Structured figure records
········
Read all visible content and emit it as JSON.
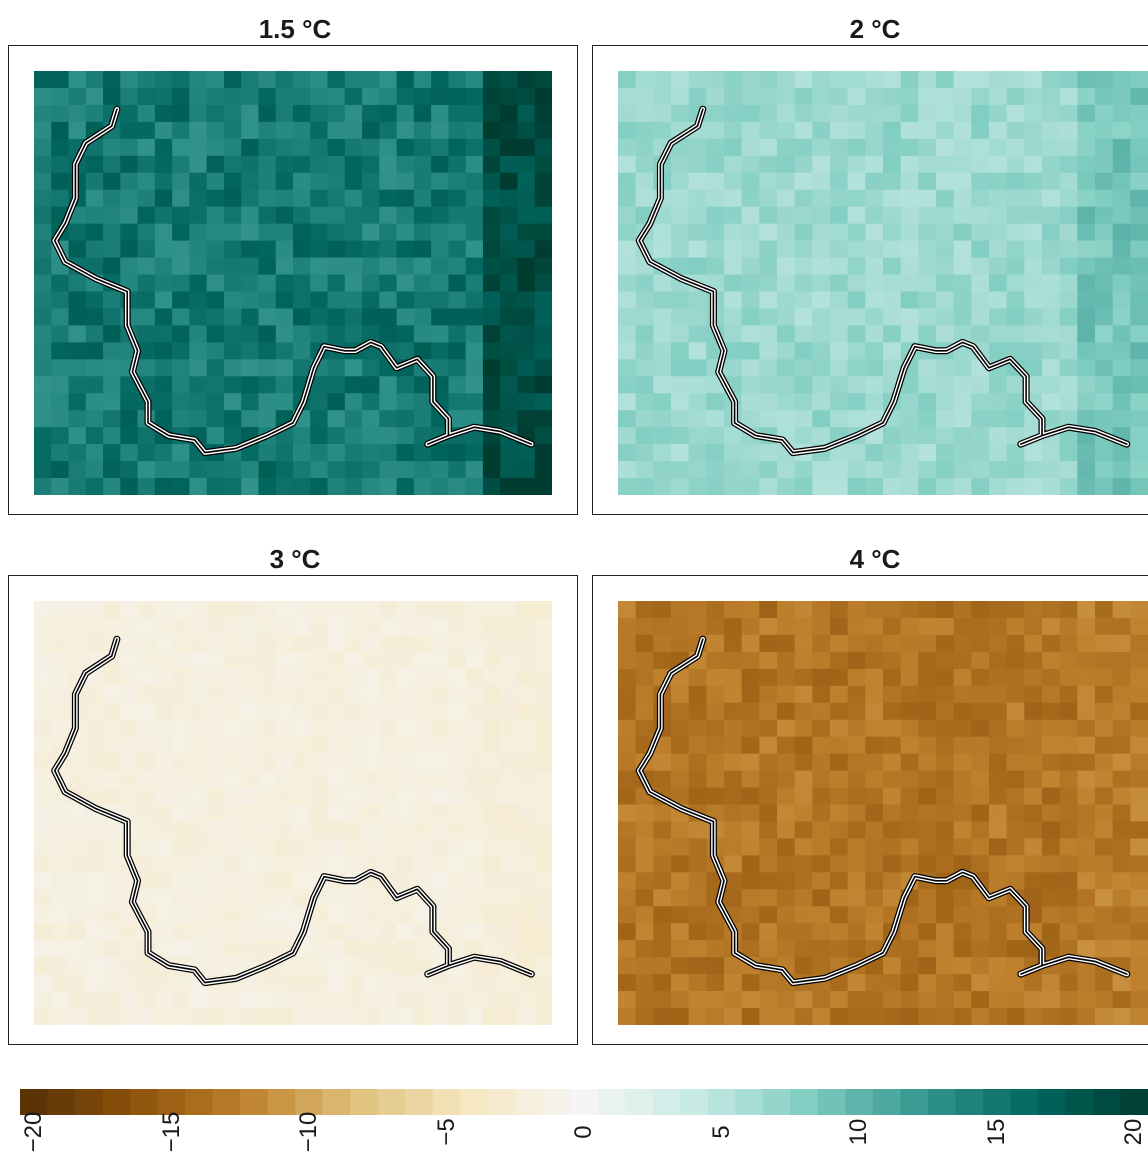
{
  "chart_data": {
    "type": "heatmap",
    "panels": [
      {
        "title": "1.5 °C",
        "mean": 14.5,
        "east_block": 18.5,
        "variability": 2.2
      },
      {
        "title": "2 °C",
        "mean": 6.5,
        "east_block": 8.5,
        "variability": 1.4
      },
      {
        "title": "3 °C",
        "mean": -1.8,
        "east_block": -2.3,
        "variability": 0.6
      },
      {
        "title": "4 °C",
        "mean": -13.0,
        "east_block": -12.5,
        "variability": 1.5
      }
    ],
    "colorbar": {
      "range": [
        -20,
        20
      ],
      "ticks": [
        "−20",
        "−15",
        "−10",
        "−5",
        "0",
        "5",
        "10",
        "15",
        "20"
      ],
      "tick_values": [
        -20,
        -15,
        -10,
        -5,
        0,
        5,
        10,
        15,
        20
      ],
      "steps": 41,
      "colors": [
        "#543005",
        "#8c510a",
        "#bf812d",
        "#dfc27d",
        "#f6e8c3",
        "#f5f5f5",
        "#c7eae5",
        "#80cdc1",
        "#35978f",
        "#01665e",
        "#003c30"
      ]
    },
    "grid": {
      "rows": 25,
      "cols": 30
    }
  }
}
········
→ **Exercise objective**
Pull out all lines containing "variability".

→ **Answer to this exercise**
        "variability": 2.2
        "variability": 1.4
        "variability": 0.6
        "variability": 1.5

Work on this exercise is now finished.